Objective ->
Copy out the whole listing exactly as written, leaving the pictures behind.

Supplied entries ->
=====

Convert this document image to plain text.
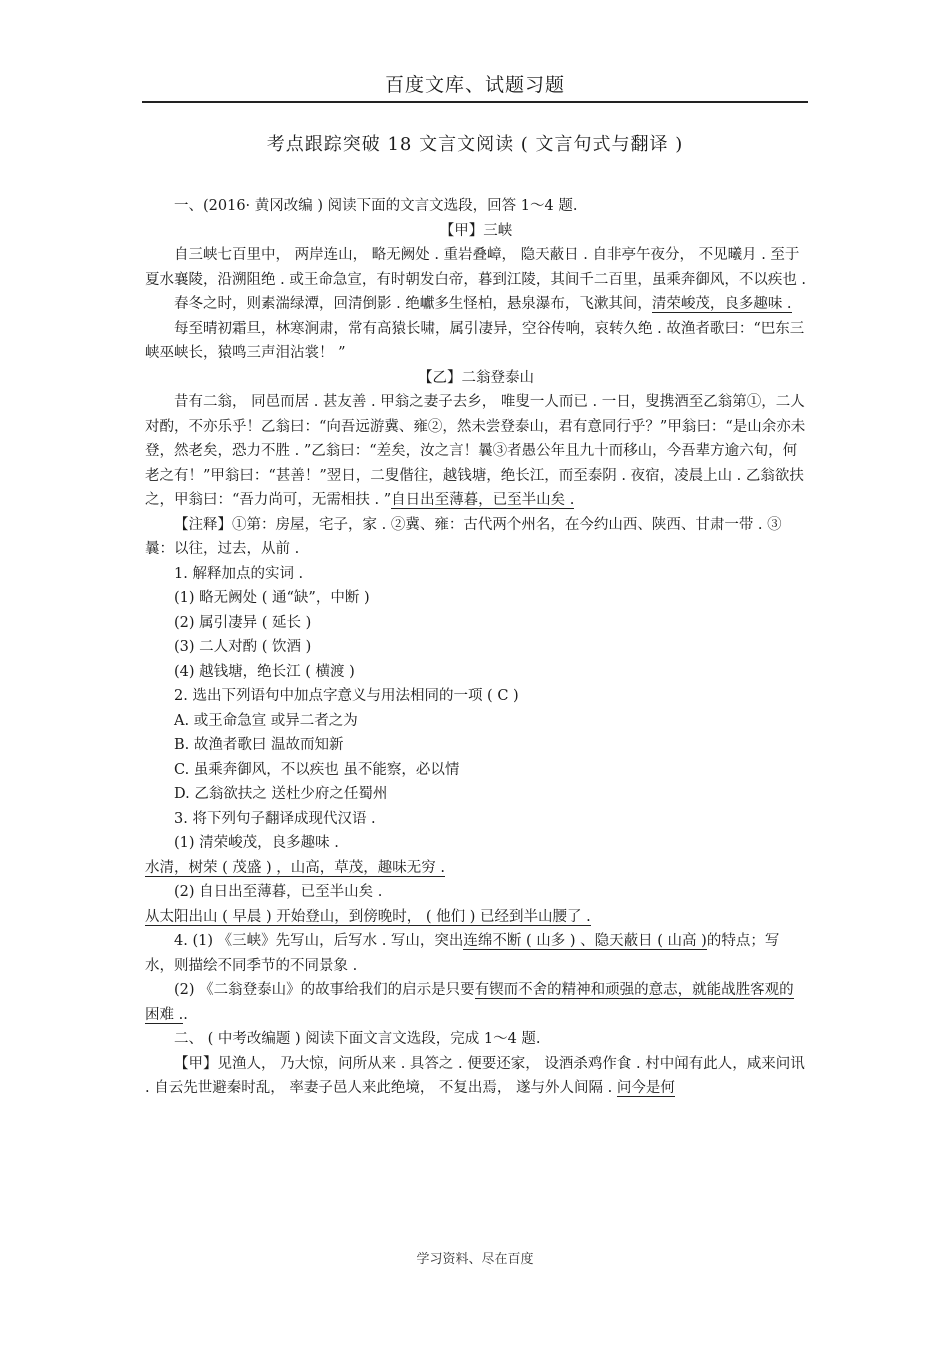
百度文库、试题习题
考点跟踪突破 18 文言文阅读 ( 文言句式与翻译 )

一、(2016· 黄冈改编 ) 阅读下面的文言文选段，回答 1～4 题.

【甲】三峡

自三峡七百里中， 两岸连山， 略无阙处 . 重岩叠嶂， 隐天蔽日 . 自非亭午夜分， 不见曦月 . 至于夏水襄陵，沿溯阻绝 . 或王命急宣，有时朝发白帝，暮到江陵，其间千二百里，虽乘奔御风，不以疾也 .

春冬之时，则素湍绿潭，回清倒影 . 绝巘多生怪柏，悬泉瀑布，飞漱其间，清荣峻茂，良多趣味 .

每至晴初霜旦，林寒涧肃，常有高猿长啸，属引凄异，空谷传响，哀转久绝 . 故渔者歌曰：“巴东三峡巫峡长，猿鸣三声泪沾裳！ ”

【乙】二翁登泰山

昔有二翁， 同邑而居 . 甚友善 . 甲翁之妻子去乡， 唯叟一人而已 . 一日，叟携酒至乙翁第①，二人对酌，不亦乐乎！乙翁曰：“向吾远游冀、雍②，然未尝登泰山，君有意同行乎？”甲翁曰：“是山余亦未登，然老矣，恐力不胜 . ”乙翁曰：“差矣，汝之言！曩③者愚公年且九十而移山，今吾辈方逾六旬，何老之有！”甲翁曰：“甚善！”翌日，二叟偕往，越钱塘，绝长江，而至泰阴 . 夜宿，凌晨上山 . 乙翁欲扶之，甲翁曰：“吾力尚可，无需相扶 . ”自日出至薄暮，已至半山矣 .

【注释】①第：房屋，宅子，家 . ②冀、雍：古代两个州名，在今约山西、陕西、甘肃一带 . ③曩：以往，过去，从前 .

1. 解释加点的实词 .

(1) 略无阙处 ( 通“缺”，中断 )

(2) 属引凄异 ( 延长 )

(3) 二人对酌 ( 饮酒 )

(4) 越钱塘，绝长江 ( 横渡 )

2. 选出下列语句中加点字意义与用法相同的一项 ( C )

A. 或王命急宣 或异二者之为

B. 故渔者歌曰 温故而知新

C. 虽乘奔御风，不以疾也 虽不能察，必以情

D. 乙翁欲扶之 送杜少府之任蜀州

3. 将下列句子翻译成现代汉语 .

(1) 清荣峻茂，良多趣味 .

水清，树荣 ( 茂盛 ) ，山高，草茂，趣味无穷 .

(2) 自日出至薄暮，已至半山矣 .

从太阳出山 ( 早晨 ) 开始登山，到傍晚时， ( 他们 ) 已经到半山腰了 .

4. (1) 《三峡》先写山，后写水 . 写山，突出连绵不断 ( 山多 ) 、隐天蔽日 ( 山高 )的特点；写水，则描绘不同季节的不同景象 .

(2) 《二翁登泰山》的故事给我们的启示是只要有锲而不舍的精神和顽强的意志，就能战胜客观的困难 ..

二、 ( 中考改编题 ) 阅读下面文言文选段，完成 1～4 题.

【甲】见渔人， 乃大惊，问所从来 . 具答之 . 便要还家， 设酒杀鸡作食 . 村中闻有此人，咸来问讯 . 自云先世避秦时乱， 率妻子邑人来此绝境， 不复出焉， 遂与外人间隔 . 问今是何

学习资料、尽在百度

=====

Solution to the problem ->
Convert this document image to plain text.
百度文库、试题习题
考点跟踪突破 18 文言文阅读 ( 文言句式与翻译 )

一、(2016· 黄冈改编 ) 阅读下面的文言文选段，回答 1～4 题.

【甲】三峡

自三峡七百里中， 两岸连山， 略无阙处 . 重岩叠嶂， 隐天蔽日 . 自非亭午夜分， 不见曦月 . 至于夏水襄陵，沿溯阻绝 . 或王命急宣，有时朝发白帝，暮到江陵，其间千二百里，虽乘奔御风，不以疾也 .

春冬之时，则素湍绿潭，回清倒影 . 绝巘多生怪柏，悬泉瀑布，飞漱其间，清荣峻茂，良多趣味 .

每至晴初霜旦，林寒涧肃，常有高猿长啸，属引凄异，空谷传响，哀转久绝 . 故渔者歌曰：“巴东三峡巫峡长，猿鸣三声泪沾裳！ ”

【乙】二翁登泰山

昔有二翁， 同邑而居 . 甚友善 . 甲翁之妻子去乡， 唯叟一人而已 . 一日，叟携酒至乙翁第①，二人对酌，不亦乐乎！乙翁曰：“向吾远游冀、雍②，然未尝登泰山，君有意同行乎？”甲翁曰：“是山余亦未登，然老矣，恐力不胜 . ”乙翁曰：“差矣，汝之言！曩③者愚公年且九十而移山，今吾辈方逾六旬，何老之有！”甲翁曰：“甚善！”翌日，二叟偕往，越钱塘，绝长江，而至泰阴 . 夜宿，凌晨上山 . 乙翁欲扶之，甲翁曰：“吾力尚可，无需相扶 . ”自日出至薄暮，已至半山矣 .

【注释】①第：房屋，宅子，家 . ②冀、雍：古代两个州名，在今约山西、陕西、甘肃一带 . ③曩：以往，过去，从前 .

1. 解释加点的实词 .

(1) 略无阙处 ( 通“缺”，中断 )

(2) 属引凄异 ( 延长 )

(3) 二人对酌 ( 饮酒 )

(4) 越钱塘，绝长江 ( 横渡 )

2. 选出下列语句中加点字意义与用法相同的一项 ( C )

A. 或王命急宣 或异二者之为

B. 故渔者歌曰 温故而知新

C. 虽乘奔御风，不以疾也 虽不能察，必以情

D. 乙翁欲扶之 送杜少府之任蜀州

3. 将下列句子翻译成现代汉语 .

(1) 清荣峻茂，良多趣味 .

水清，树荣 ( 茂盛 ) ，山高，草茂，趣味无穷 .

(2) 自日出至薄暮，已至半山矣 .

从太阳出山 ( 早晨 ) 开始登山，到傍晚时， ( 他们 ) 已经到半山腰了 .

4. (1) 《三峡》先写山，后写水 . 写山，突出连绵不断 ( 山多 ) 、隐天蔽日 ( 山高 )的特点；写水，则描绘不同季节的不同景象 .

(2) 《二翁登泰山》的故事给我们的启示是只要有锲而不舍的精神和顽强的意志，就能战胜客观的困难 ..

二、 ( 中考改编题 ) 阅读下面文言文选段，完成 1～4 题.

【甲】见渔人， 乃大惊，问所从来 . 具答之 . 便要还家， 设酒杀鸡作食 . 村中闻有此人，咸来问讯 . 自云先世避秦时乱， 率妻子邑人来此绝境， 不复出焉， 遂与外人间隔 . 问今是何

学习资料、尽在百度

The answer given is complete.